TASK TO COMPLETE:
Read the lines that follow and tally those with the word "percent"; give the number and nothing else.
# start of SOURCE RECORDS
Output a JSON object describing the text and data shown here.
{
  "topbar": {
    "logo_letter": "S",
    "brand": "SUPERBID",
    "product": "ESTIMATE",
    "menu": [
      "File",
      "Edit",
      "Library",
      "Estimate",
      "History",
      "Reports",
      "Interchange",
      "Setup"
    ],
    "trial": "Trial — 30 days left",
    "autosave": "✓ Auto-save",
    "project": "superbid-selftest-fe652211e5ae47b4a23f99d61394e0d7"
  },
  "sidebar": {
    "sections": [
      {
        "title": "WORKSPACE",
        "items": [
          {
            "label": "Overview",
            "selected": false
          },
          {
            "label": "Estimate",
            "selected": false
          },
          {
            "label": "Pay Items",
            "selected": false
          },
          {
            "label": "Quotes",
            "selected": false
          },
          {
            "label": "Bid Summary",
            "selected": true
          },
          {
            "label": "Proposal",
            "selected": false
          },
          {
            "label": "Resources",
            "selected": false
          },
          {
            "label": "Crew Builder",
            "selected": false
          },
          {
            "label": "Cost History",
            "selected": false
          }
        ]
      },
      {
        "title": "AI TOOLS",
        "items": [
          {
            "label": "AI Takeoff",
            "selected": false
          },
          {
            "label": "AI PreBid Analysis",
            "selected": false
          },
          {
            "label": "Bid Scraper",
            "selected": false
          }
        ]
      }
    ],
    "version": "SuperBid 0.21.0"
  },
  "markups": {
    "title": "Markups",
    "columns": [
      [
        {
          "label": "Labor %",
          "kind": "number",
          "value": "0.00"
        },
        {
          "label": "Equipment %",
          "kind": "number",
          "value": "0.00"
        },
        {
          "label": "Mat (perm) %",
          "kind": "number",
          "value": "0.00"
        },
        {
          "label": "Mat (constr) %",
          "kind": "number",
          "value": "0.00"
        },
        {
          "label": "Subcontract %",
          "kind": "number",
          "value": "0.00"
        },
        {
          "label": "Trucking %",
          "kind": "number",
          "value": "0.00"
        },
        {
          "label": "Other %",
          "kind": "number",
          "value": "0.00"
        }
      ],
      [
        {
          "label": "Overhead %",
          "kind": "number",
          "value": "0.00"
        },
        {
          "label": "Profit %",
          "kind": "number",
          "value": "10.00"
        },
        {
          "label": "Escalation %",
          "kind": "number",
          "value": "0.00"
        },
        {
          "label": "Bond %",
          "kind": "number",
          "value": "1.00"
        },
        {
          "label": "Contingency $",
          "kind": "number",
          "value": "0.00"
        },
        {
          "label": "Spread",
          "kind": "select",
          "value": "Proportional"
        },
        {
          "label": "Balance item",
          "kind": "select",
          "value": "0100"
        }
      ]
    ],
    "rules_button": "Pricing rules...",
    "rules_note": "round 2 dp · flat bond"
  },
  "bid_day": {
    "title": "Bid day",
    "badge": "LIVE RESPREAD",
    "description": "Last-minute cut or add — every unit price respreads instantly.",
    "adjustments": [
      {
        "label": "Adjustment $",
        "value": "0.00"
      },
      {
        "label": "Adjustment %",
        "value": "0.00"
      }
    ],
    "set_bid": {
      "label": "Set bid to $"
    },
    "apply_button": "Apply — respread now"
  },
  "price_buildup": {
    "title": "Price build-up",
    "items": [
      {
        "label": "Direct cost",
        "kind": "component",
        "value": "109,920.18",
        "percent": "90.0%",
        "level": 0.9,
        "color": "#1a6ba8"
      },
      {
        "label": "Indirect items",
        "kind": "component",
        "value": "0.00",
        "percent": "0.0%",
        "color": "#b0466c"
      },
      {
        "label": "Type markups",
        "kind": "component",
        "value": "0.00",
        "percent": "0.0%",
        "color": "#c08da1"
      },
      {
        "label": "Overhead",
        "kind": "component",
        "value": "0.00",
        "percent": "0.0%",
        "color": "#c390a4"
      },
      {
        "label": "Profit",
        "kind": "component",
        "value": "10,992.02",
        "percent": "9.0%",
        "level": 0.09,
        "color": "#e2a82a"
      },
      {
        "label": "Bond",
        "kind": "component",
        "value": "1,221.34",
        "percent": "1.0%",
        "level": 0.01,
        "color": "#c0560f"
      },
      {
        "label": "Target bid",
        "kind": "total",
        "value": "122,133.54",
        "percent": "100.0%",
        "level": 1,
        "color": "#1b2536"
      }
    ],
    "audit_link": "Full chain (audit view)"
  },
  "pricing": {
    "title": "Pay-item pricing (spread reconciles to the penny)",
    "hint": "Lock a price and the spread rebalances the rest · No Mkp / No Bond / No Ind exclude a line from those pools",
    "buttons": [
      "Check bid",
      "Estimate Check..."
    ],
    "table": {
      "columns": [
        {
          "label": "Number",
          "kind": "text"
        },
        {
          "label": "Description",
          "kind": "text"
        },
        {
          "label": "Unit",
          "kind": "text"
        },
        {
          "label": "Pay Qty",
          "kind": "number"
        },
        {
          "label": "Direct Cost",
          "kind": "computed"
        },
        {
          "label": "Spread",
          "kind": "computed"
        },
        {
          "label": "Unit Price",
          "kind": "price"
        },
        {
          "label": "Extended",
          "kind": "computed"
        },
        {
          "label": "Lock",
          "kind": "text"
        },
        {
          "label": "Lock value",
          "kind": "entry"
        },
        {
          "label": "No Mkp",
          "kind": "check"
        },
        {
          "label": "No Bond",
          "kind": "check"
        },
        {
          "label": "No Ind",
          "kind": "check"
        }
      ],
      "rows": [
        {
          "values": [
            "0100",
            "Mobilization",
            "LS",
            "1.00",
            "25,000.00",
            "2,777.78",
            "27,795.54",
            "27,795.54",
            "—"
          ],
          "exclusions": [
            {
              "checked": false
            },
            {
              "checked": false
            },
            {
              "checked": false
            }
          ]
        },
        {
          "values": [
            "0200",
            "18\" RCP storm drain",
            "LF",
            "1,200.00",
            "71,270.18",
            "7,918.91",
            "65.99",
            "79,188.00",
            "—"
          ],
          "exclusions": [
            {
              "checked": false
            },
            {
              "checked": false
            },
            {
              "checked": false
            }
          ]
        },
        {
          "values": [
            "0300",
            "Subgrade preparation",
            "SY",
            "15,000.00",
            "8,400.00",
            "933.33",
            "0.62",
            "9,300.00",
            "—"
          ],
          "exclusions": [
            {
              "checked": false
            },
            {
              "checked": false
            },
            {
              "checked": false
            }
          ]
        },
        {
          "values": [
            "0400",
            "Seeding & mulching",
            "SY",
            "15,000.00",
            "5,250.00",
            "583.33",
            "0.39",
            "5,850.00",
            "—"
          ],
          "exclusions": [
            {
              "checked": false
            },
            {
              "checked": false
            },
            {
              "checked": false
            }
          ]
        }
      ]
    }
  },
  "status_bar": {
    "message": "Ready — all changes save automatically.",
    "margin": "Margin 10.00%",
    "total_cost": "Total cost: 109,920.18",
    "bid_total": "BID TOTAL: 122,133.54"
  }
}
# end of SOURCE RECORDS
TASK ANSWER:
7